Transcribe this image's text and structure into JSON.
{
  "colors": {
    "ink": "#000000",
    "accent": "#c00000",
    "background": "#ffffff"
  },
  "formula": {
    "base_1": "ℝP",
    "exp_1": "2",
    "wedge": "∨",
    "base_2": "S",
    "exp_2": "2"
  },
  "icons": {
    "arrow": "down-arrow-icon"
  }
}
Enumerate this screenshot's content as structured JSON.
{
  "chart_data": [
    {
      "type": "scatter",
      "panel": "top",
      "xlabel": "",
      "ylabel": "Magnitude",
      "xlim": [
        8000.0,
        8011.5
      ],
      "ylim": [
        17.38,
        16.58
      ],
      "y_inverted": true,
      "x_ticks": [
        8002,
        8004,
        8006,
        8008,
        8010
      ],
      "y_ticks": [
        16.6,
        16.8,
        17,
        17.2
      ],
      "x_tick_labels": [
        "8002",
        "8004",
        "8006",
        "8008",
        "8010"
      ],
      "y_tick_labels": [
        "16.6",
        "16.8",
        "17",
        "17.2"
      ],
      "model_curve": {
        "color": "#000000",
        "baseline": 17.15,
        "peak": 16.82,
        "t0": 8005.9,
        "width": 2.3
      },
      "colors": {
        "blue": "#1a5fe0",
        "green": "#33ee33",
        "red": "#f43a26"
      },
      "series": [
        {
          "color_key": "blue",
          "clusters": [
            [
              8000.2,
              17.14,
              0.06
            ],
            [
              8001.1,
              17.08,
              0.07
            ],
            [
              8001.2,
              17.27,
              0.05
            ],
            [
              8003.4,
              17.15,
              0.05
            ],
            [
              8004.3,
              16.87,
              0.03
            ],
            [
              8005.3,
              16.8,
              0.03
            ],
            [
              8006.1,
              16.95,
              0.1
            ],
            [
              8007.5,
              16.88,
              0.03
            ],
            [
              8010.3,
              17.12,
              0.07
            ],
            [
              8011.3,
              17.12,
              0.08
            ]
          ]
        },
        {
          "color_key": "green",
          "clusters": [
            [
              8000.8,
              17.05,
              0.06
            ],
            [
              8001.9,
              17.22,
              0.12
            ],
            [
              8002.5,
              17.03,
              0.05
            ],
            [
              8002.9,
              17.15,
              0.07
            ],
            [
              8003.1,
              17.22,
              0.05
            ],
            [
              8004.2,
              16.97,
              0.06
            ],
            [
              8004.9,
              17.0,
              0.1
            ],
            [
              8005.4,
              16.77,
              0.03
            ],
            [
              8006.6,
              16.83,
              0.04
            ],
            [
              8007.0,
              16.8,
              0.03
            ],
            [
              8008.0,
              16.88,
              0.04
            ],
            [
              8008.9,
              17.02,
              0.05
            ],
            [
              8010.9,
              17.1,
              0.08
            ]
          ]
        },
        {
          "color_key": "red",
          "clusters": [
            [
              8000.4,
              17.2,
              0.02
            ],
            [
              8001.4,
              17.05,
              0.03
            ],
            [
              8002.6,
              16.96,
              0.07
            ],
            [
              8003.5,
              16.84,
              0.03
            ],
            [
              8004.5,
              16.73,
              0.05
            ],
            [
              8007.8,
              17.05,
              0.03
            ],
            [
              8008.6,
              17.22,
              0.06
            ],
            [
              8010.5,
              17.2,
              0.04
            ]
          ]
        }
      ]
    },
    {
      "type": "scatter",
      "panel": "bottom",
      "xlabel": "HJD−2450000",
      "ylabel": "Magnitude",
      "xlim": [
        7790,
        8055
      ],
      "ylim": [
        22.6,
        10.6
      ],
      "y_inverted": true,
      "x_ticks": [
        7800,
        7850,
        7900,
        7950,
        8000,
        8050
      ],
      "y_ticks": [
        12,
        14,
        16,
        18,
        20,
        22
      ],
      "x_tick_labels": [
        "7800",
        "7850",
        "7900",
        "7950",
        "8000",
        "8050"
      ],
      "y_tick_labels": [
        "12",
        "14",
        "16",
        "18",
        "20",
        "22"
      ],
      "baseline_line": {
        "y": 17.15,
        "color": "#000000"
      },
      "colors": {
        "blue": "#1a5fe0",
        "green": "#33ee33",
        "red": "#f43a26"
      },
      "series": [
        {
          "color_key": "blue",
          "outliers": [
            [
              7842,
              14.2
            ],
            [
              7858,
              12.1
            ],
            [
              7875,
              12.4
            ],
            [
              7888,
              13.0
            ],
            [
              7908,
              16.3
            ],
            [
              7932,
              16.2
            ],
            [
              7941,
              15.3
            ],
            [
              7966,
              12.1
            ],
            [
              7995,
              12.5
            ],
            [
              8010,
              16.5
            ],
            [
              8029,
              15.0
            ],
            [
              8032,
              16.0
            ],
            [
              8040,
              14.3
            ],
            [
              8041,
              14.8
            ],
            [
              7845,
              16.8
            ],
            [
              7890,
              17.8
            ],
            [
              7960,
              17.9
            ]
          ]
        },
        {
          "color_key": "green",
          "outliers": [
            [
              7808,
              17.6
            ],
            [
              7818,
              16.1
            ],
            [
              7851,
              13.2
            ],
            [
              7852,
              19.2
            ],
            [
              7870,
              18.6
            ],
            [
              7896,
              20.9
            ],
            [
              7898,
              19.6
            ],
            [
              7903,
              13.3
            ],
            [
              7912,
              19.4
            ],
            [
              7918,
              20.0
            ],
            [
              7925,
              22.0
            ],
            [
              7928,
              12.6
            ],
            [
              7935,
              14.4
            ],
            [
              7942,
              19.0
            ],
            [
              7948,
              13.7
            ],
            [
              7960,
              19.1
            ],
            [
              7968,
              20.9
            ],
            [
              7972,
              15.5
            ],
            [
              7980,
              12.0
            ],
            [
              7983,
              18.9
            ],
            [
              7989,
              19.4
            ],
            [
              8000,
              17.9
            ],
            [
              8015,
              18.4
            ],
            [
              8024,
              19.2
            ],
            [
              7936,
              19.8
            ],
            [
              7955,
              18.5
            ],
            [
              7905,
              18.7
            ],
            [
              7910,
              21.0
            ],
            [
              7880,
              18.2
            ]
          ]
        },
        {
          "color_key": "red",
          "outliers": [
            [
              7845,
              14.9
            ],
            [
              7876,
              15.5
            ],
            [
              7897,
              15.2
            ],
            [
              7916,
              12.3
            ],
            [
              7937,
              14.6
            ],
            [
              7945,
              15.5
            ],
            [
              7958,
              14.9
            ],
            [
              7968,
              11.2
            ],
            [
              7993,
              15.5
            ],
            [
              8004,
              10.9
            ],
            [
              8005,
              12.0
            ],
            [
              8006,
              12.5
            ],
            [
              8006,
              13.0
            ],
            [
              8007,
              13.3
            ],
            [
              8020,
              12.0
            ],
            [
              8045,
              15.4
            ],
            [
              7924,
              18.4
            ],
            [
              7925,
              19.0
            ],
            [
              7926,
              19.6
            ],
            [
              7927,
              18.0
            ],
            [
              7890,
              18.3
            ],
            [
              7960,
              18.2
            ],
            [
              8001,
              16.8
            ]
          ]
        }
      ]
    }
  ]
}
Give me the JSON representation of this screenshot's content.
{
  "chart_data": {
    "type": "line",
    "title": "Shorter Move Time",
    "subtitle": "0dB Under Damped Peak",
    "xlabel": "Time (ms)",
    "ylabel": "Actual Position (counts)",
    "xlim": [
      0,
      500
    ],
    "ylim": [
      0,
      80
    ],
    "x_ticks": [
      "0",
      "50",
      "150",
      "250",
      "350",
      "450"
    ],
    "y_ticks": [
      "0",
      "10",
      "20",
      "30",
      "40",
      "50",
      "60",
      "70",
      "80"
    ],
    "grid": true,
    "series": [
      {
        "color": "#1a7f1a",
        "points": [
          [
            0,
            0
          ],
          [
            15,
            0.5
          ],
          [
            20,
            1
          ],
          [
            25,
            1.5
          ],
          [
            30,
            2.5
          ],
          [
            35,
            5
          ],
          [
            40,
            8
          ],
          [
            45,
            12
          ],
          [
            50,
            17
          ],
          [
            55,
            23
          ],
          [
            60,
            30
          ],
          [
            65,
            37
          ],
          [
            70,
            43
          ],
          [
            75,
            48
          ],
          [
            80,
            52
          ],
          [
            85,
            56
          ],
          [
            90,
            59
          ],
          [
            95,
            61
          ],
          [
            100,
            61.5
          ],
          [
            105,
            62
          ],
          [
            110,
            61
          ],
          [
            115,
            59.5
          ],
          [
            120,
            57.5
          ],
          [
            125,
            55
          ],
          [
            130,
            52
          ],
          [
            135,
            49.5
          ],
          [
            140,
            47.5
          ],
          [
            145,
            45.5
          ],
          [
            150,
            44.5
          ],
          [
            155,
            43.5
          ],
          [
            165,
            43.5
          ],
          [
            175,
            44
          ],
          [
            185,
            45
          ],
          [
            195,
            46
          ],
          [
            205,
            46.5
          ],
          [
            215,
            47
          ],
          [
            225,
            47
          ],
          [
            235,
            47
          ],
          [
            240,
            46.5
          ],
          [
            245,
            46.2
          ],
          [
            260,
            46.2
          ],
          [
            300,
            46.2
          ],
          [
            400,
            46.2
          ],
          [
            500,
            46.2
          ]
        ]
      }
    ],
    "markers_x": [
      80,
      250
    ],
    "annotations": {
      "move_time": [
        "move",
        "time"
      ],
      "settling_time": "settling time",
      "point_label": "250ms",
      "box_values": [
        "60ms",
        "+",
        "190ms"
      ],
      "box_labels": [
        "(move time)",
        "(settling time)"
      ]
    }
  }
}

# Problem details:
Look through the data above. Copy every line with the string "xlabel" in it.

# The output:
      "xlabel": "",
      "xlabel": "HJD−2450000",
    "xlabel": "Time (ms)",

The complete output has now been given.